Task directions:
Reproduce the records below in full and word for word, excluding pictures.

Information provided:
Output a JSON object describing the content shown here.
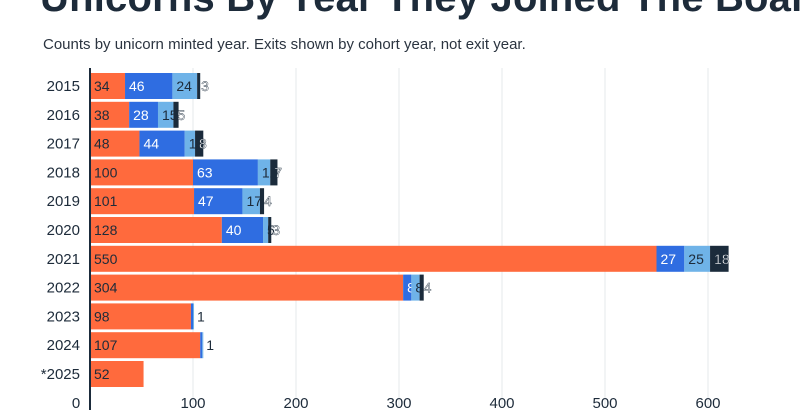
{
  "title": "Unicorns By Year They Joined The Board",
  "subtitle": "Counts by unicorn minted year. Exits shown by cohort year, not exit year.",
  "colors": {
    "series": [
      "#ff6a3d",
      "#2f6de1",
      "#6fb3e8",
      "#1b2b3b"
    ],
    "grid": "#e6e8eb",
    "axis": "#1b2b3b",
    "text": "#1d2b3a"
  },
  "chart_data": {
    "type": "bar",
    "orientation": "horizontal",
    "stacked": true,
    "categories": [
      "2015",
      "2016",
      "2017",
      "2018",
      "2019",
      "2020",
      "2021",
      "2022",
      "2023",
      "2024",
      "*2025"
    ],
    "series": [
      {
        "values": [
          34,
          38,
          48,
          100,
          101,
          128,
          550,
          304,
          98,
          107,
          52
        ]
      },
      {
        "values": [
          46,
          28,
          44,
          63,
          47,
          40,
          27,
          8,
          2,
          2,
          0
        ]
      },
      {
        "values": [
          24,
          15,
          10,
          12,
          17,
          5,
          25,
          8,
          1,
          1,
          0
        ]
      },
      {
        "values": [
          3,
          5,
          8,
          7,
          4,
          3,
          18,
          4,
          0,
          0,
          0
        ]
      }
    ],
    "xlim": [
      0,
      600
    ],
    "xticks": [
      0,
      100,
      200,
      300,
      400,
      500,
      600
    ],
    "grid": true,
    "legend": "none"
  }
}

The reply:
Output a JSON object describing the content shown here.
{
  "title": "Unicorns By Year They Joined The Board",
  "subtitle": "Counts by unicorn minted year. Exits shown by cohort year, not exit year.",
  "colors": {
    "series": [
      "#ff6a3d",
      "#2f6de1",
      "#6fb3e8",
      "#1b2b3b"
    ],
    "grid": "#e6e8eb",
    "axis": "#1b2b3b",
    "text": "#1d2b3a"
  },
  "chart_data": {
    "type": "bar",
    "orientation": "horizontal",
    "stacked": true,
    "categories": [
      "2015",
      "2016",
      "2017",
      "2018",
      "2019",
      "2020",
      "2021",
      "2022",
      "2023",
      "2024",
      "*2025"
    ],
    "series": [
      {
        "values": [
          34,
          38,
          48,
          100,
          101,
          128,
          550,
          304,
          98,
          107,
          52
        ]
      },
      {
        "values": [
          46,
          28,
          44,
          63,
          47,
          40,
          27,
          8,
          2,
          2,
          0
        ]
      },
      {
        "values": [
          24,
          15,
          10,
          12,
          17,
          5,
          25,
          8,
          1,
          1,
          0
        ]
      },
      {
        "values": [
          3,
          5,
          8,
          7,
          4,
          3,
          18,
          4,
          0,
          0,
          0
        ]
      }
    ],
    "xlim": [
      0,
      600
    ],
    "xticks": [
      0,
      100,
      200,
      300,
      400,
      500,
      600
    ],
    "grid": true,
    "legend": "none"
  }
}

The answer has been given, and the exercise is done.